EXERCÍCIOS PROPOSTOS:
1. Resuma em duas frases o texto sobre as crianças no condomínio.
2. Escreva a continuação do texto sobre as crianças no condomínio.

TEXTO DE REFERÊNCIA:
****************************************

A equipe formada por três policiais militares foi até o local e enfatizou que, por enquanto, não se tratava de caso de Polícia. O sargento responsável orientou o síndico e os moradores a realizarem uma Assembleia e resolver a situação de forma administrativa com diálogo.

“A gente já orientou fazer Assembleia, porque isso, neste momento, é coisa administrativa e não criminal. Orientei a organizar uma área de lazer e limitar um horário para as crianças ficarem.”

Após a explicação, uma vizinha insistiu em dizer que poderia se encaixar em contravenção, ou perturbação do sossego, ou trabalho. 

A PM convidou o grupo a ir até a Delegacia, caso quisesse para registrar ocorrência, mas nenhum dos reclamantes quis ir. 

O que diz o Conselho Tutelar? Crianças estão largadas?

Em consulta a uma conselheira tutelar de Campo Grande, que preferiu não se identificar no texto, ela informou que não considera que as crianças estejam desassistidas ou largadas quando os pais estão em seus apartamentos. Isso porque o espaço da área comum está dentro do condomínio fechado, o qual residem.

“Não vejo como desassistidos. As crianças estão de férias, estão em condomínio e elas querem brincar. Crianças gritam, correm e fazem barulhos. Como vamos cercear os direitos dessas crianças? Acho que é questão do síndico mesmo, orientação, Assembleia e estipular horários, terem o seu espaço também com área de lazer.”

A Conselheira ressalta a importância de horários estipulados em comum acordo entre os moradores para evitar conflitos.

Órgão de proteção e não de punição!

A conselheira explica ainda que as pessoas entendem erroneamente que o Conselho Tutelar seja órgão de punição. Mas se trata de órgão de proteção, para atender ocorrências de violência contra criança, abusos, crimes e situações que estejam infligindo o ECA (Estatuto da Criança e do Adolescente).

 “As pessoas não entendem que o Conselho é um órgão de proteção e não de punição. Por mais que algumas pessoas entendam que é negligência dos pais, não é bem assim. Essas crianças têm o direito de brincar. Se elas estão bem alimentadas, saudáveis, protegidas, não há crime por estarem gritando na hora da brincadeira. A não ser que estejam quebrando uma janela, por exemplo, ou coisa grave. O Conselho vai em caso específico de violação de direitos como violência doméstica, questões de abuso […].”

****************************************

DADOS:
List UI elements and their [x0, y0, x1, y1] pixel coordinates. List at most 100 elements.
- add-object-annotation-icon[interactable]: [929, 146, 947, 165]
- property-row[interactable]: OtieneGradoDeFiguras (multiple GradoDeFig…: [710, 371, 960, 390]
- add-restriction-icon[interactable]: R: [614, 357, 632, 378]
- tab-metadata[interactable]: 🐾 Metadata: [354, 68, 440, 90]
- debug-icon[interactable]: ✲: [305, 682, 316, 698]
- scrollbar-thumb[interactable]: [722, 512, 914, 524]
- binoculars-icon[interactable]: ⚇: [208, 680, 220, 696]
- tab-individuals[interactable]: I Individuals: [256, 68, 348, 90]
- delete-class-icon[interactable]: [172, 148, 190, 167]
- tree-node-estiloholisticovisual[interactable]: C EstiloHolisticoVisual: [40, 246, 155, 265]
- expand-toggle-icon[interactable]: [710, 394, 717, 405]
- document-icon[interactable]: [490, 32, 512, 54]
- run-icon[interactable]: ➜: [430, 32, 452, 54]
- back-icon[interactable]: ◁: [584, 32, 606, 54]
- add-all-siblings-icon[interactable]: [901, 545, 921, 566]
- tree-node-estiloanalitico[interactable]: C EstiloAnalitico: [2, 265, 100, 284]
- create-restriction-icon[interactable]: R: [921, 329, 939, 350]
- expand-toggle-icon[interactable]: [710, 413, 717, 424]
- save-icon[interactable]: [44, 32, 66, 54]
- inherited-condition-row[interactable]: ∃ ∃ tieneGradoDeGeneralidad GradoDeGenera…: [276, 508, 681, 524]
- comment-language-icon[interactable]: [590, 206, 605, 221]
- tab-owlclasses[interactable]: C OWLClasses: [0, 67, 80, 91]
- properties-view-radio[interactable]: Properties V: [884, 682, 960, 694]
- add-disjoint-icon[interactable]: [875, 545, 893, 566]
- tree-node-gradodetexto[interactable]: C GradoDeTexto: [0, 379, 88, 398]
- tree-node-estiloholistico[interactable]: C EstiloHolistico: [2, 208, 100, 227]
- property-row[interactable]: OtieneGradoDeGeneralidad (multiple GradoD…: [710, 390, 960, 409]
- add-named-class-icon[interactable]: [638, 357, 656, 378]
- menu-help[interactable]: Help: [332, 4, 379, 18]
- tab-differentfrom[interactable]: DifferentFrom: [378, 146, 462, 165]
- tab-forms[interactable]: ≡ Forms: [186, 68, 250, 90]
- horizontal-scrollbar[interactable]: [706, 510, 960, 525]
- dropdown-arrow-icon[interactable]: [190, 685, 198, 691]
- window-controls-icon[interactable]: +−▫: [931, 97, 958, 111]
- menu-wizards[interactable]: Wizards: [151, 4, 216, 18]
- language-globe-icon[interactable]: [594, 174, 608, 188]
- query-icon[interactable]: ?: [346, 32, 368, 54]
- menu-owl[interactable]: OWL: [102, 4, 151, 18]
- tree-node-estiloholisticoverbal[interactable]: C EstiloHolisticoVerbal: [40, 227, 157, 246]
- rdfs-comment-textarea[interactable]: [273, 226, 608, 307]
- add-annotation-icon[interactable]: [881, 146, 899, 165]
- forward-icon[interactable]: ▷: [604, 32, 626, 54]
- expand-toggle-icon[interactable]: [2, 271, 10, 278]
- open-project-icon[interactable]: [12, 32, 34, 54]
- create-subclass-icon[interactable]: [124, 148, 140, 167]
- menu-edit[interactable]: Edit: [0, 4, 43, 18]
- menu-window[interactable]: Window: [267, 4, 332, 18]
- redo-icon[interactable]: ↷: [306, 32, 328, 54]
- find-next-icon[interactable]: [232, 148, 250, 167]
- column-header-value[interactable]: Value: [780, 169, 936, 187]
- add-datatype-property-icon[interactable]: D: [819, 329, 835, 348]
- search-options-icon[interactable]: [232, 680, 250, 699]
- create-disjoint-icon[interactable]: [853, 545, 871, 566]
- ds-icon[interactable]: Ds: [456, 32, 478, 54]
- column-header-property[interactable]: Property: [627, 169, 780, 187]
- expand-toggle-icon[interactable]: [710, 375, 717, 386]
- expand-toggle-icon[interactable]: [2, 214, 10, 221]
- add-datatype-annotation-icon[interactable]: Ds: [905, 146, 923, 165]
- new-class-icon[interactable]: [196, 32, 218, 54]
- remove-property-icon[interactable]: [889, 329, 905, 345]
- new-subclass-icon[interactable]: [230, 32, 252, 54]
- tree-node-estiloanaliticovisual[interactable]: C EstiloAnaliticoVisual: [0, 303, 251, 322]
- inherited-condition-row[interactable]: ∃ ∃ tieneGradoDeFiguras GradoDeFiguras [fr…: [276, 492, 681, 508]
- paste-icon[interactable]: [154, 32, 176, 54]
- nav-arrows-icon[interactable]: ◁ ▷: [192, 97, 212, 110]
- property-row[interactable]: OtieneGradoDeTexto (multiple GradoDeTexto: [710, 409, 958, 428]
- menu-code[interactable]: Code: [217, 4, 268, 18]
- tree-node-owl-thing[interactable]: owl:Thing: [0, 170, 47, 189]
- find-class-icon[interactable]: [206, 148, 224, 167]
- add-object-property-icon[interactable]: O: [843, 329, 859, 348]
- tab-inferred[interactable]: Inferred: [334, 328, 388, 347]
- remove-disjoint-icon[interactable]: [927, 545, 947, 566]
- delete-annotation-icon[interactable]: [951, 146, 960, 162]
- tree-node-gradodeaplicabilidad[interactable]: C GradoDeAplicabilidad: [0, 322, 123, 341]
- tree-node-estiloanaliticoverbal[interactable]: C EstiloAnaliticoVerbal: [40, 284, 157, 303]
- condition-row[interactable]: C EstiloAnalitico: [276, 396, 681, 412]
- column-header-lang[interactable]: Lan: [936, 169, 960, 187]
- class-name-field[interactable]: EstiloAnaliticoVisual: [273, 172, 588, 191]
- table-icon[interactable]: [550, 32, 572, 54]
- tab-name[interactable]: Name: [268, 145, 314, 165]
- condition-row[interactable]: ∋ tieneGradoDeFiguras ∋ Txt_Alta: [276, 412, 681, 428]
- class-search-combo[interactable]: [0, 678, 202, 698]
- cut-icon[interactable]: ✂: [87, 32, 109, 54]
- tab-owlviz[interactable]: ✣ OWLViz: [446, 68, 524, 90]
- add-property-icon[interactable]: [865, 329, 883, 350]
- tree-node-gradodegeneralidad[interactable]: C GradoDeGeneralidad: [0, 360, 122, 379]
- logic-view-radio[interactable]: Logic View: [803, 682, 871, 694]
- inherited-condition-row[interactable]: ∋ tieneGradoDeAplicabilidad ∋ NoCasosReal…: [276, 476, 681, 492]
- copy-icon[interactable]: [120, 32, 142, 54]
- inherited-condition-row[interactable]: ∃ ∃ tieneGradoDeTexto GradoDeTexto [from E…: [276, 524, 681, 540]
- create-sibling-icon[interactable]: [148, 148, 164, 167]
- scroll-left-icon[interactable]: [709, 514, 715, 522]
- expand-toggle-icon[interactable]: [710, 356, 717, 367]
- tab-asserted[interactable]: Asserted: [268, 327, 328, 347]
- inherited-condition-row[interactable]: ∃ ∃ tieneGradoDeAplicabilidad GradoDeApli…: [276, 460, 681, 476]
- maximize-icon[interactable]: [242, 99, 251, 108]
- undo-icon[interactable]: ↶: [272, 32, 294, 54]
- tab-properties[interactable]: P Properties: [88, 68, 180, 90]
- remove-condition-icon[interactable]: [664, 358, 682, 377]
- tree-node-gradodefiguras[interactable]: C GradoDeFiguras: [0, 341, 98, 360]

****************************************

RESPOSTAS DOS EXERCÍCIOS:
1. A equipe da PM foi ao local, afirmou que a situação era administrativa e não criminal e orientou o síndico e os moradores a fazerem uma Assembleia, organizarem uma área de lazer e limitarem um horário para as crianças, mas nenhum dos reclamantes quis ir à Delegacia registrar ocorrência. Uma conselheira tutelar de Campo Grande disse não considerar as crianças desassistidas, defendeu o direito delas de brincar e horários estipulados em comum acordo, e ressaltou que o Conselho Tutelar é órgão de proteção, não de punição.

2.
A conselheira não enxerga que o caso [barulho de crianças brincando] caiba uma “contravenção ou perturbação do sossego” e diz ainda que primeiramente deve haver orientações, reuniões de condomínio, ou mesmo acionar o Conselho para palestras, reuniões e esclarecimento de situações envolvendo crianças e adolescentes. 

“Quem mora em condomínio tem que ter bom senso. Pois, usar indevidamente serviço público para resolução de conflitos não é o ideal. A polícia, por exemplo, pode deixar de atender situação de crime para atender conflito de condôminos.” 

O que dizem os reclamantes?

Alguns dos vizinhos reclamantes indicam falta de horário para as brincadeiras e o incômodo após às 18h. Também dizem que algumas das crianças falam palavrões e gritam durante o período que estão juntas. Esse seria o maior problema, segundo eles.

(Moradores não querem crianças fazendo barulho próximo ao bloco. Foto: Arquivo Pessoal)

 

A ideia é ter solução do condomínio, que apesar de ter um parquinho que funciona de segunda a sábado até às 17h, não está sendo o único lugar usado pelos menores para brincar nas férias. 

O que diz o síndico?

Durante a confusão, o síndico do condomínio informou aos pais e demais moradores que fará Assembleia Geral em 25 de janeiro, com horário a ser definido. Segundo ele, na ocasião os moradores terão oportunidade de falar sobre o problema e propor soluções.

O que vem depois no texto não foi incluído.